▸ Stated problem
Show each line that has the string "this" in it.

[Data entries]
▼▼▼
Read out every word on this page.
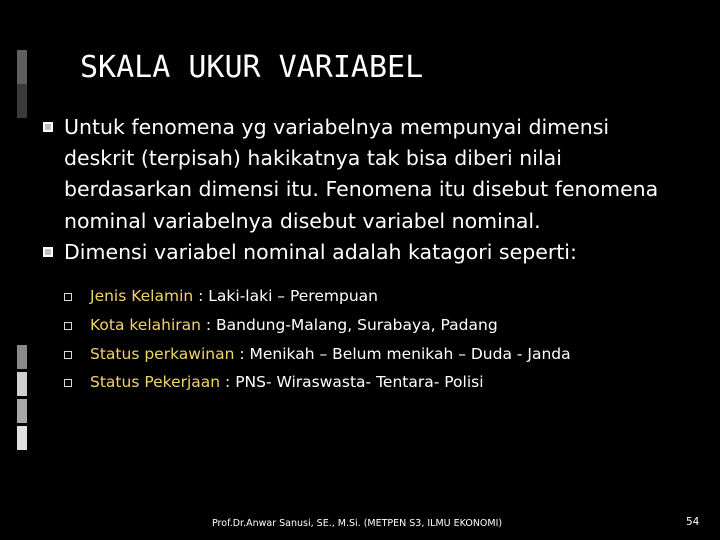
SKALA UKUR VARIABEL
Untuk fenomena yg variabelnya mempunyai dimensi deskrit (terpisah) hakikatnya tak bisa diberi nilai berdasarkan dimensi itu. Fenomena itu disebut fenomena nominal variabelnya disebut variabel nominal.
Dimensi variabel nominal adalah katagori seperti:
Jenis Kelamin : Laki-laki – Perempuan
Kota kelahiran : Bandung-Malang, Surabaya, Padang
Status perkawinan : Menikah – Belum menikah – Duda - Janda
Status Pekerjaan : PNS- Wiraswasta- Tentara- Polisi
Prof.Dr.Anwar Sanusi, SE., M.Si. (METPEN S3, ILMU EKONOMI)	54
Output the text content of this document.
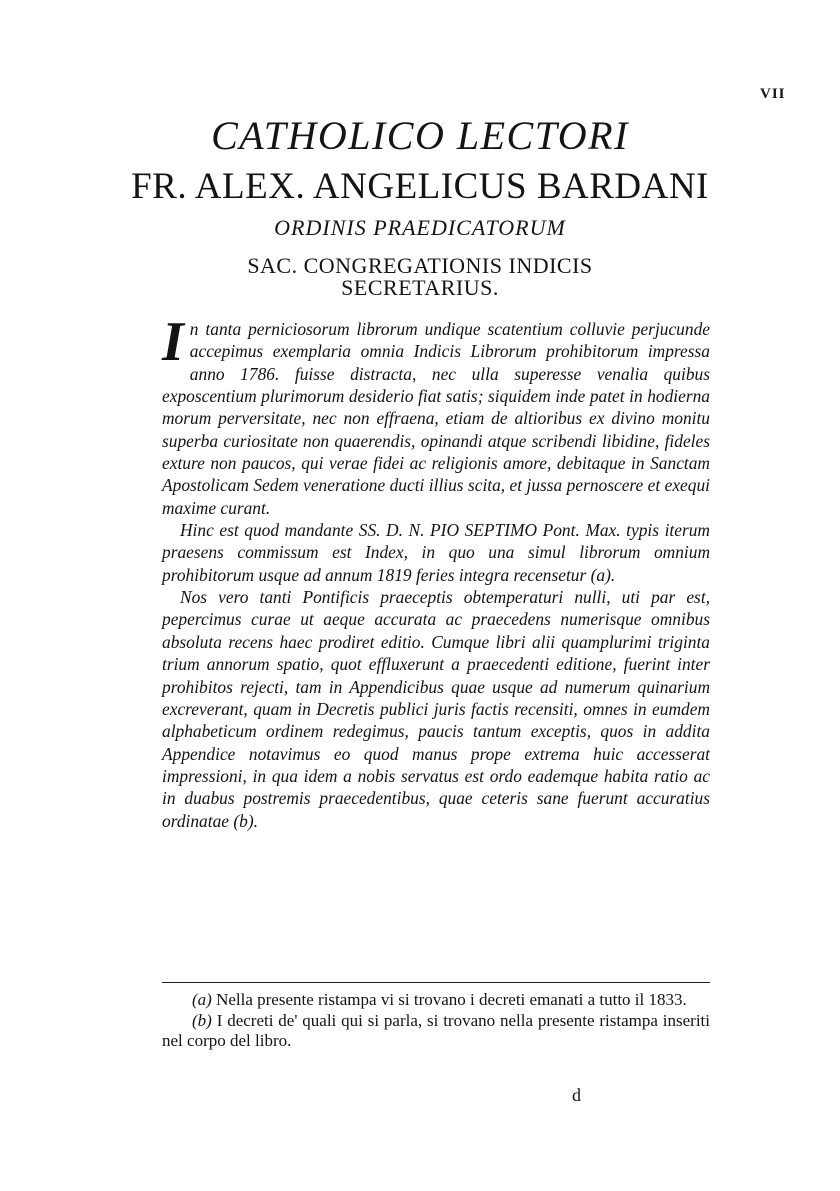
VII
CATHOLICO LECTORI
FR. ALEX. ANGELICUS BARDANI
ORDINIS PRAEDICATORUM
SAC. CONGREGATIONIS INDICIS
SECRETARIUS.

In tanta perniciosorum librorum undique scatentium colluvie perjucunde accepimus exemplaria omnia Indicis Librorum prohibitorum impressa anno 1786. fuisse distracta, nec ulla superesse venalia quibus exposcentium plurimorum desiderio fiat satis; siquidem inde patet in hodierna morum perversitate, nec non effraena, etiam de altioribus ex divino monitu superba curiositate non quaerendis, opinandi atque scribendi libidine, fideles exture non paucos, qui verae fidei ac religionis amore, debitaque in Sanctam Apostolicam Sedem veneratione ducti illius scita, et jussa pernoscere et exequi maxime curant.

Hinc est quod mandante SS. D. N. PIO SEPTIMO Pont. Max. typis iterum praesens commissum est Index, in quo una simul librorum omnium prohibitorum usque ad annum 1819 feries integra recensetur (a).

Nos vero tanti Pontificis praeceptis obtemperaturi nulli, uti par est, pepercimus curae ut aeque accurata ac praecedens numerisque omnibus absoluta recens haec prodiret editio. Cumque libri alii quamplurimi triginta trium annorum spatio, quot effluxerunt a praecedenti editione, fuerint inter prohibitos rejecti, tam in Appendicibus quae usque ad numerum quinarium excreverant, quam in Decretis publici juris factis recensiti, omnes in eumdem alphabeticum ordinem redegimus, paucis tantum exceptis, quos in addita Appendice notavimus eo quod manus prope extrema huic accesserat impressioni, in qua idem a nobis servatus est ordo eademque habita ratio ac in duabus postremis praecedentibus, quae ceteris sane fuerunt accuratius ordinatae (b).

(a) Nella presente ristampa vi si trovano i decreti emanati a tutto il 1833.

(b) I decreti de' quali qui si parla, si trovano nella presente ristampa inseriti nel corpo del libro.

d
▲▲▲
▸ Task output
Read out every word on this page.
Output the text content of this document.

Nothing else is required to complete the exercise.